Given task:
Go through the entries one line at a time, and gather every line that has the word "content".

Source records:
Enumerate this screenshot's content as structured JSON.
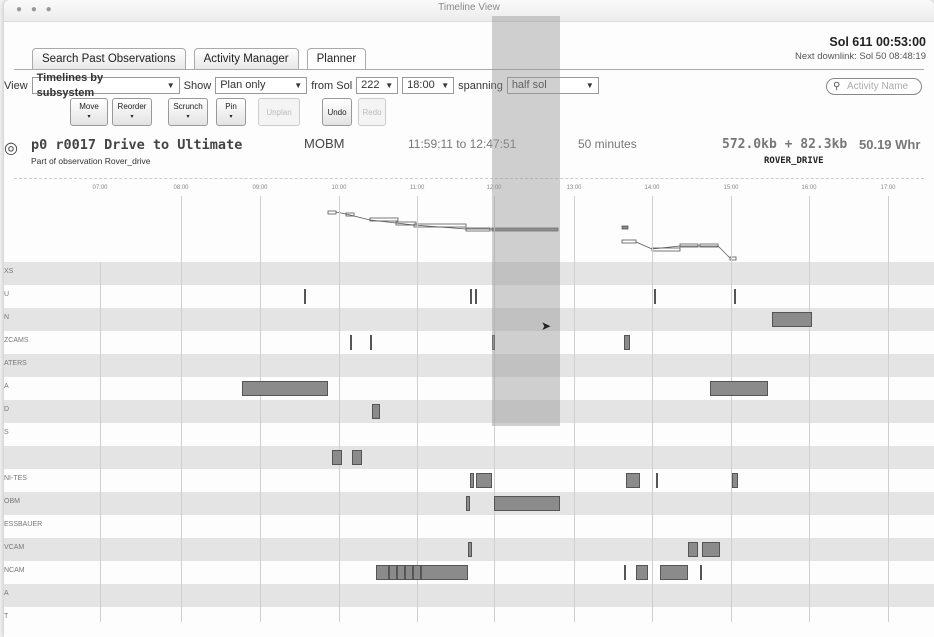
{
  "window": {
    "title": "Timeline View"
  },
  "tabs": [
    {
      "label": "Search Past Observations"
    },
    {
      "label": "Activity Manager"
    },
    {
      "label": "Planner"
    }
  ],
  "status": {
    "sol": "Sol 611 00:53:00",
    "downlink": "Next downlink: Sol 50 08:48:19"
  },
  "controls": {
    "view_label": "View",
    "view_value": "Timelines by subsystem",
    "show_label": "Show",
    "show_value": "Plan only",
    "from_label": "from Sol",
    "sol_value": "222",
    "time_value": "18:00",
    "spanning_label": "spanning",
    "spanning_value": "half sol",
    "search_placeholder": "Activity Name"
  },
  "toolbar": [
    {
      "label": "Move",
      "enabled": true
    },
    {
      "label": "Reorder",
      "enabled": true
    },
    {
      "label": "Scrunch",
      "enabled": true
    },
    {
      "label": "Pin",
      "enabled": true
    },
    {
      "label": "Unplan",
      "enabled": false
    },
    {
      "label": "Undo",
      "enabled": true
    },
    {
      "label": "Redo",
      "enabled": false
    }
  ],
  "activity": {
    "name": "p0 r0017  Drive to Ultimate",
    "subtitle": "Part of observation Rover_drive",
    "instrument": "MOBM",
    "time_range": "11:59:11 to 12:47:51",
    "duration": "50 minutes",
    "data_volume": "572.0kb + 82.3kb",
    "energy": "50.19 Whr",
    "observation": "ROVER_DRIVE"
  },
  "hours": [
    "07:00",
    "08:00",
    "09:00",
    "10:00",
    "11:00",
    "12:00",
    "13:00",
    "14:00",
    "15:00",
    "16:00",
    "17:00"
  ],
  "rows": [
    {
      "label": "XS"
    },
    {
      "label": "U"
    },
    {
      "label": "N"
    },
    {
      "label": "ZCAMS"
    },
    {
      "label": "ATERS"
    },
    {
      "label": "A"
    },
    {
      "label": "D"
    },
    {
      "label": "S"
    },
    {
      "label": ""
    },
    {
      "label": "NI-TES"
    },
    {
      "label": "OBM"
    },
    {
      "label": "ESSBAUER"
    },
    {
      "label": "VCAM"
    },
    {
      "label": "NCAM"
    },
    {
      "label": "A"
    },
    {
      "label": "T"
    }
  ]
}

---

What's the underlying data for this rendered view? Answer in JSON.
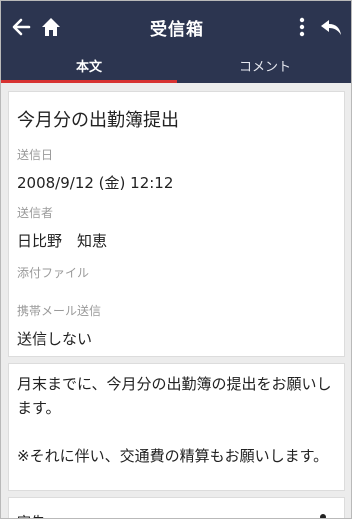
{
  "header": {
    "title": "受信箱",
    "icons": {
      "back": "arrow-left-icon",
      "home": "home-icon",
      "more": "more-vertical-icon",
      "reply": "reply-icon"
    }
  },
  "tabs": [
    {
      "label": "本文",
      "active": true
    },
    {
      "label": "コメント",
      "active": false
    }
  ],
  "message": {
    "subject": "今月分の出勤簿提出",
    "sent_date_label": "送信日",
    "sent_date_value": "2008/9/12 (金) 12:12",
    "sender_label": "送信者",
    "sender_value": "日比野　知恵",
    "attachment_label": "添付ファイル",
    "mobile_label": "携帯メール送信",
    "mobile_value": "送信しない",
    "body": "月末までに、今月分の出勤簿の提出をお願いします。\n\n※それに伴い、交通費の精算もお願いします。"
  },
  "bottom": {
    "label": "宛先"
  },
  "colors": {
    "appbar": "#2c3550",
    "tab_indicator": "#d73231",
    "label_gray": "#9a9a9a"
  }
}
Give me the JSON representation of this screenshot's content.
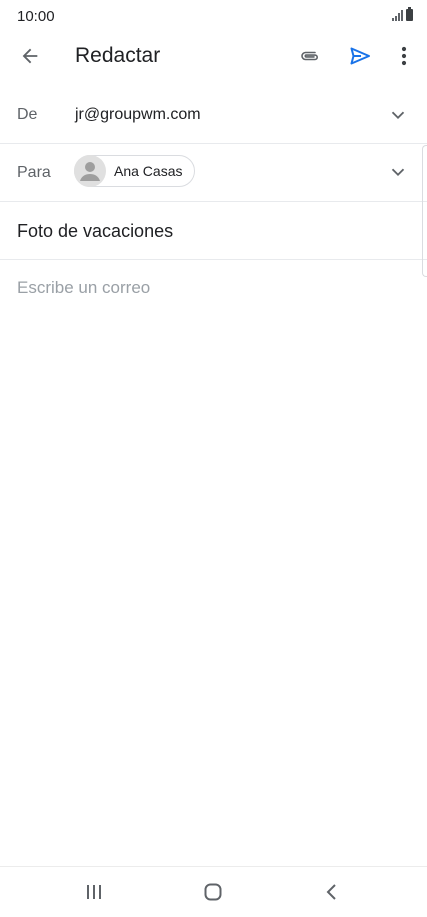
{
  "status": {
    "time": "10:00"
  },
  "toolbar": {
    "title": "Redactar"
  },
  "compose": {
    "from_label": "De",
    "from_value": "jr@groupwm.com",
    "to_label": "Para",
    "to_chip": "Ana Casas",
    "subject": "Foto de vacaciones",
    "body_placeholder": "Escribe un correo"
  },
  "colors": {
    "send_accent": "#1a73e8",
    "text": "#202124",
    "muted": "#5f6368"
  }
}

Exercise output:
Enumerate this screenshot's content as structured JSON.
Give me the JSON representation of this screenshot's content.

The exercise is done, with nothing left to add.